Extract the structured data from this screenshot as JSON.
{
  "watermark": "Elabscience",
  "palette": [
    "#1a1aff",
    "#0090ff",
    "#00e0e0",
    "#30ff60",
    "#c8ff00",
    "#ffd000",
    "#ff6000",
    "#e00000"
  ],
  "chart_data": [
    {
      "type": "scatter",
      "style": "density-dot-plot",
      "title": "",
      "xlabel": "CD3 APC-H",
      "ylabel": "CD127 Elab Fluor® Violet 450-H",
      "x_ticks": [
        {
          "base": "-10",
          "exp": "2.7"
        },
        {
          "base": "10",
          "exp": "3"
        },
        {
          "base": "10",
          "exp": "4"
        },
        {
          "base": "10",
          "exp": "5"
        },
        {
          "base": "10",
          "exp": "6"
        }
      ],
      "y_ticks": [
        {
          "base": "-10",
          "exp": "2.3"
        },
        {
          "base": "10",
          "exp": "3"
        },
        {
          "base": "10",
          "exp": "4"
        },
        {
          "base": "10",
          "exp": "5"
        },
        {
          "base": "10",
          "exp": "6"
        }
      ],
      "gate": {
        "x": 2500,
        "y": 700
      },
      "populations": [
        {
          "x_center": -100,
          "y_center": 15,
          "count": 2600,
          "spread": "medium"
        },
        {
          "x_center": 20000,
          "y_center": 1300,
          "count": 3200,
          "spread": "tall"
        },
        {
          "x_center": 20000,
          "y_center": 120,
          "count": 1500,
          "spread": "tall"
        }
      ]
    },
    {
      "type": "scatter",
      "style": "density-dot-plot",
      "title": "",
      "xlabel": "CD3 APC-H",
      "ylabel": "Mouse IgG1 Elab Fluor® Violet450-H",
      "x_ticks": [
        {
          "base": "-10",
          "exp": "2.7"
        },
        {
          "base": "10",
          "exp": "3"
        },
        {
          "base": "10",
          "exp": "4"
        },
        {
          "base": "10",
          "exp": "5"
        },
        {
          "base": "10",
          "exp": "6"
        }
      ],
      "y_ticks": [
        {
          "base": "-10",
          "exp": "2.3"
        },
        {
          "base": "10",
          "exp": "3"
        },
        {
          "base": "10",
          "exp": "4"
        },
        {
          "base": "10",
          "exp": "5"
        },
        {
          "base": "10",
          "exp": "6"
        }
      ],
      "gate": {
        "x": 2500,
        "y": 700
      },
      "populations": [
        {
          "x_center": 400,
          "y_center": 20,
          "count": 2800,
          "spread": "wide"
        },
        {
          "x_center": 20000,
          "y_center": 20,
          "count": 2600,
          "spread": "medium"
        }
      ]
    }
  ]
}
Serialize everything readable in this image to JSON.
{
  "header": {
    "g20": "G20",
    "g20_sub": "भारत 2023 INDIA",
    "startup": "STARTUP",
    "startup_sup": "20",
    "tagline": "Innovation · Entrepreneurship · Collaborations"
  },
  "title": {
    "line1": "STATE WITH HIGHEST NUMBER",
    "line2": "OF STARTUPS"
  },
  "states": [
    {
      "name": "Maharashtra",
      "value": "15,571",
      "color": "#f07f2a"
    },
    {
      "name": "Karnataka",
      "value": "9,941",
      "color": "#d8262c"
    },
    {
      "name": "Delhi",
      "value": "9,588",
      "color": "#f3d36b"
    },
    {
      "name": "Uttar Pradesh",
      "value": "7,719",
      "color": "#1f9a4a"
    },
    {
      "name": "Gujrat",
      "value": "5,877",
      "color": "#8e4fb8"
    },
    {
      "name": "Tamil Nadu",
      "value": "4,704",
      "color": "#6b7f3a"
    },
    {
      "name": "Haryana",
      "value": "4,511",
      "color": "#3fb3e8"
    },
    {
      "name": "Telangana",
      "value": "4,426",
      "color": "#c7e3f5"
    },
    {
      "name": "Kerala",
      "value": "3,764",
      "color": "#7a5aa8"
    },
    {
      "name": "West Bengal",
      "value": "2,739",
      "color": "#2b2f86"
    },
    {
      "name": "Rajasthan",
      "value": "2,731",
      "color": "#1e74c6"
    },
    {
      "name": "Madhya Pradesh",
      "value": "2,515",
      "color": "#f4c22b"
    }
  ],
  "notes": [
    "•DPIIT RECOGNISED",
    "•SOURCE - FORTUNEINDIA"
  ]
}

--- --- ---

* Short exercise *
Could you give again exactly the lines from the line containing "Serialize everything readable" through the final line of the data above, and no others?

* Result of the exercise *
Serialize everything readable in this image to JSON.
{
  "header": {
    "g20": "G20",
    "g20_sub": "भारत 2023 INDIA",
    "startup": "STARTUP",
    "startup_sup": "20",
    "tagline": "Innovation · Entrepreneurship · Collaborations"
  },
  "title": {
    "line1": "STATE WITH HIGHEST NUMBER",
    "line2": "OF STARTUPS"
  },
  "states": [
    {
      "name": "Maharashtra",
      "value": "15,571",
      "color": "#f07f2a"
    },
    {
      "name": "Karnataka",
      "value": "9,941",
      "color": "#d8262c"
    },
    {
      "name": "Delhi",
      "value": "9,588",
      "color": "#f3d36b"
    },
    {
      "name": "Uttar Pradesh",
      "value": "7,719",
      "color": "#1f9a4a"
    },
    {
      "name": "Gujrat",
      "value": "5,877",
      "color": "#8e4fb8"
    },
    {
      "name": "Tamil Nadu",
      "value": "4,704",
      "color": "#6b7f3a"
    },
    {
      "name": "Haryana",
      "value": "4,511",
      "color": "#3fb3e8"
    },
    {
      "name": "Telangana",
      "value": "4,426",
      "color": "#c7e3f5"
    },
    {
      "name": "Kerala",
      "value": "3,764",
      "color": "#7a5aa8"
    },
    {
      "name": "West Bengal",
      "value": "2,739",
      "color": "#2b2f86"
    },
    {
      "name": "Rajasthan",
      "value": "2,731",
      "color": "#1e74c6"
    },
    {
      "name": "Madhya Pradesh",
      "value": "2,515",
      "color": "#f4c22b"
    }
  ],
  "notes": [
    "•DPIIT RECOGNISED",
    "•SOURCE - FORTUNEINDIA"
  ]
}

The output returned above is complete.